(Collected data)
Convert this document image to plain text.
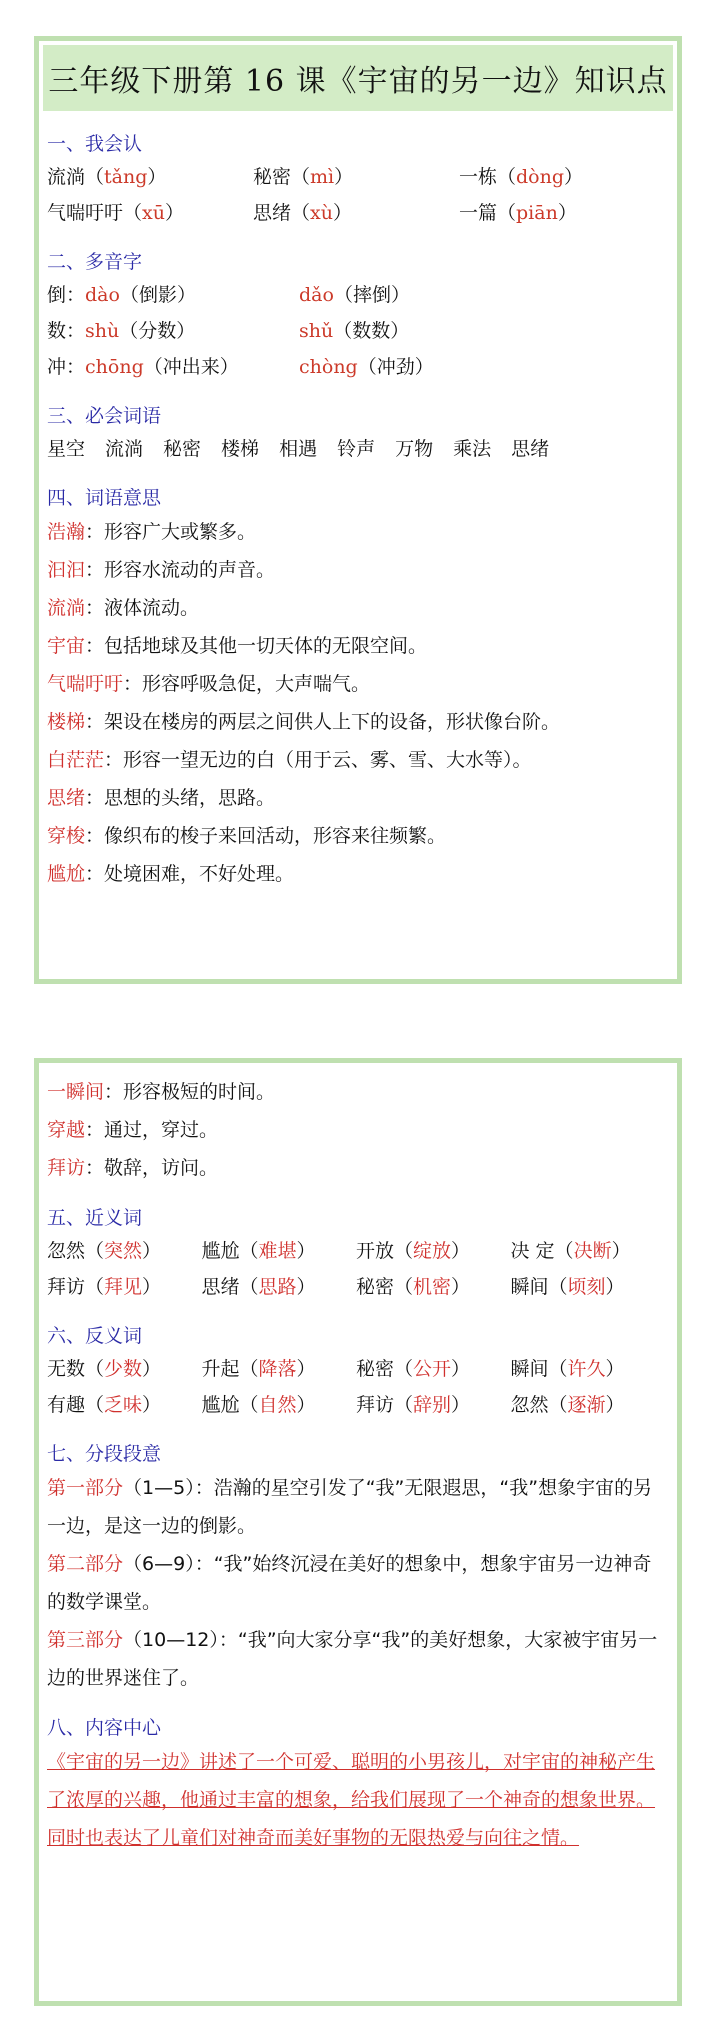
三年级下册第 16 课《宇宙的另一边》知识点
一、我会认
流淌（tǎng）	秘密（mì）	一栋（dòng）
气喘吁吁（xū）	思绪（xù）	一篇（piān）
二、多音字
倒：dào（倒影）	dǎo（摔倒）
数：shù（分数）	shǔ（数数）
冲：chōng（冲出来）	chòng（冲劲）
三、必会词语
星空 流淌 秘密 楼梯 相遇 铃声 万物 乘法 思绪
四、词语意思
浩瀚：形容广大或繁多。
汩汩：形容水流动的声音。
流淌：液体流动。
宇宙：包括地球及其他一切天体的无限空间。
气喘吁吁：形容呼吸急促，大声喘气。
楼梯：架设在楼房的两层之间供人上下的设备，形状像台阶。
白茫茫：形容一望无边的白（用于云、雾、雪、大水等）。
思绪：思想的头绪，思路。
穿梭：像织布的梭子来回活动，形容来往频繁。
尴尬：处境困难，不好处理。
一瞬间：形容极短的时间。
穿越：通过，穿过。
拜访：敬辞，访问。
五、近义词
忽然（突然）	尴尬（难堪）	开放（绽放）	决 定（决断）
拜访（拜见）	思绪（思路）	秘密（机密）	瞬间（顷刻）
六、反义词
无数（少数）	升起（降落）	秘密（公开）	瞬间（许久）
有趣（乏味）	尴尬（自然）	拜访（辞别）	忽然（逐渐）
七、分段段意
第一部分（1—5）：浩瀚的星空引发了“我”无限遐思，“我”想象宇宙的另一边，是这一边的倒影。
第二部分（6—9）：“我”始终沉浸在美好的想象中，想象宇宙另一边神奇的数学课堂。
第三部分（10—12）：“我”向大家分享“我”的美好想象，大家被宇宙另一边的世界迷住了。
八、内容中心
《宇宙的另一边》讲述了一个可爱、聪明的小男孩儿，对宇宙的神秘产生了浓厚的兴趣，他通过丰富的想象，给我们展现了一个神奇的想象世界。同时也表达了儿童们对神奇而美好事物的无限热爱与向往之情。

---

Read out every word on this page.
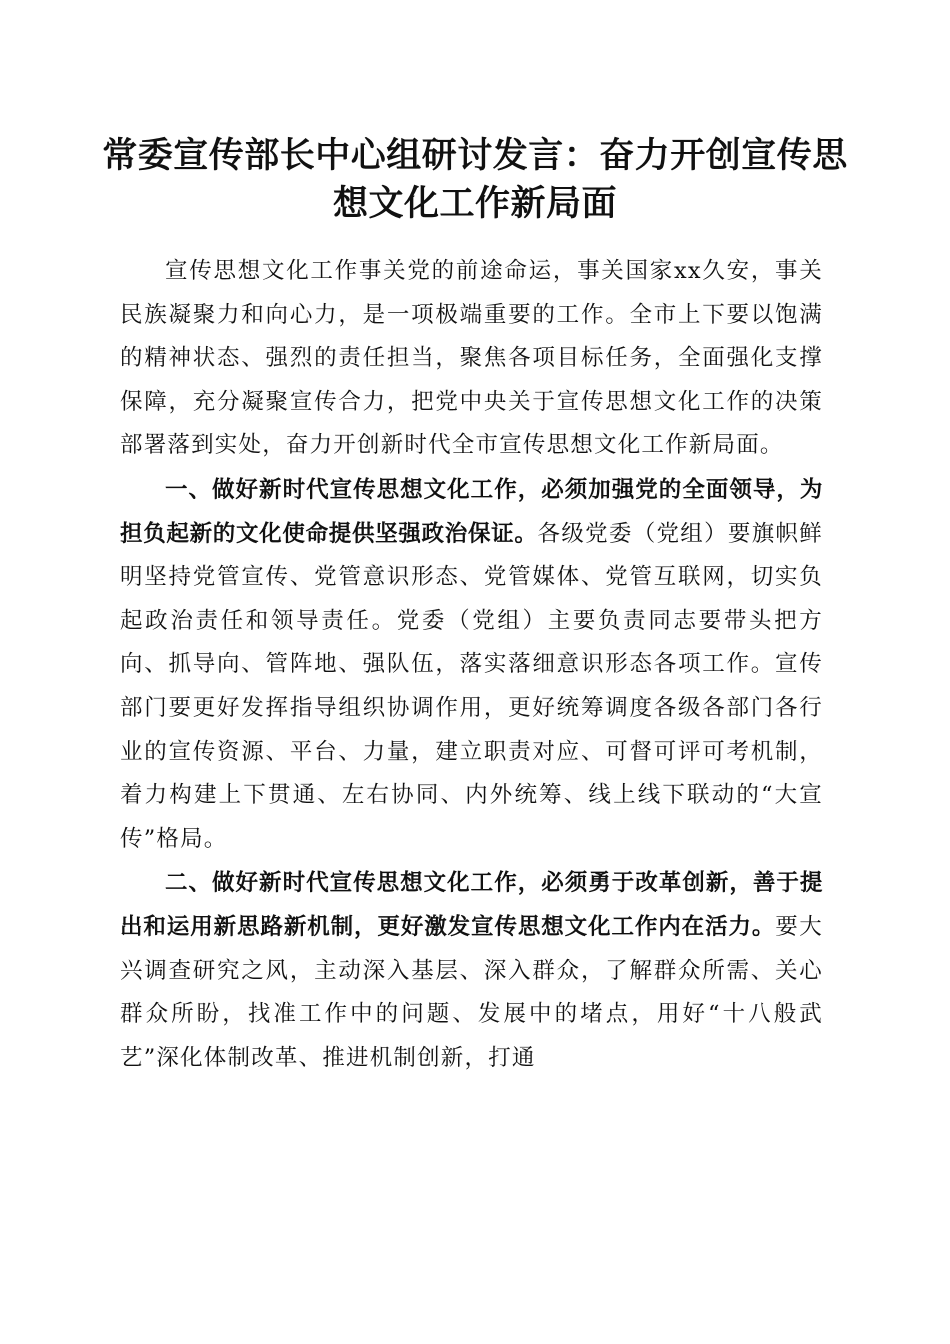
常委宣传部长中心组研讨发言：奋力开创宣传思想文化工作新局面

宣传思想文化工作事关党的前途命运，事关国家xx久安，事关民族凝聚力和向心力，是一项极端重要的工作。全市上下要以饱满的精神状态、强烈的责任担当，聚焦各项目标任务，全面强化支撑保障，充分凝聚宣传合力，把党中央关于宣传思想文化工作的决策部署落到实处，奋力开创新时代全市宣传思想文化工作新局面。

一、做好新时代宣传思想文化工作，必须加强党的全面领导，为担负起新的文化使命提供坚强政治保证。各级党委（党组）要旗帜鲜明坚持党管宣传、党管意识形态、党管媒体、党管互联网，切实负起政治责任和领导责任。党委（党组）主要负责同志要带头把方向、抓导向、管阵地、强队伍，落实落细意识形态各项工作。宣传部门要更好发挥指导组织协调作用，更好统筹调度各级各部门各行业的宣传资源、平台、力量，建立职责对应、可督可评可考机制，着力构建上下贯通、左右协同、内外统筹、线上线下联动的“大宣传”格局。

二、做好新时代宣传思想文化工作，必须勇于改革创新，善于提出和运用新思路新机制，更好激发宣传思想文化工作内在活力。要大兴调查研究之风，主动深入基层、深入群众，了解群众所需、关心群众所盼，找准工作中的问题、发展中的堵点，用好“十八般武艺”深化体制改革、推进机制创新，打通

**What is being asked**
Say how many lines in the entries contain the string "做好新时代宣传思想文化工作", and leave out everything else.

**Final result**
2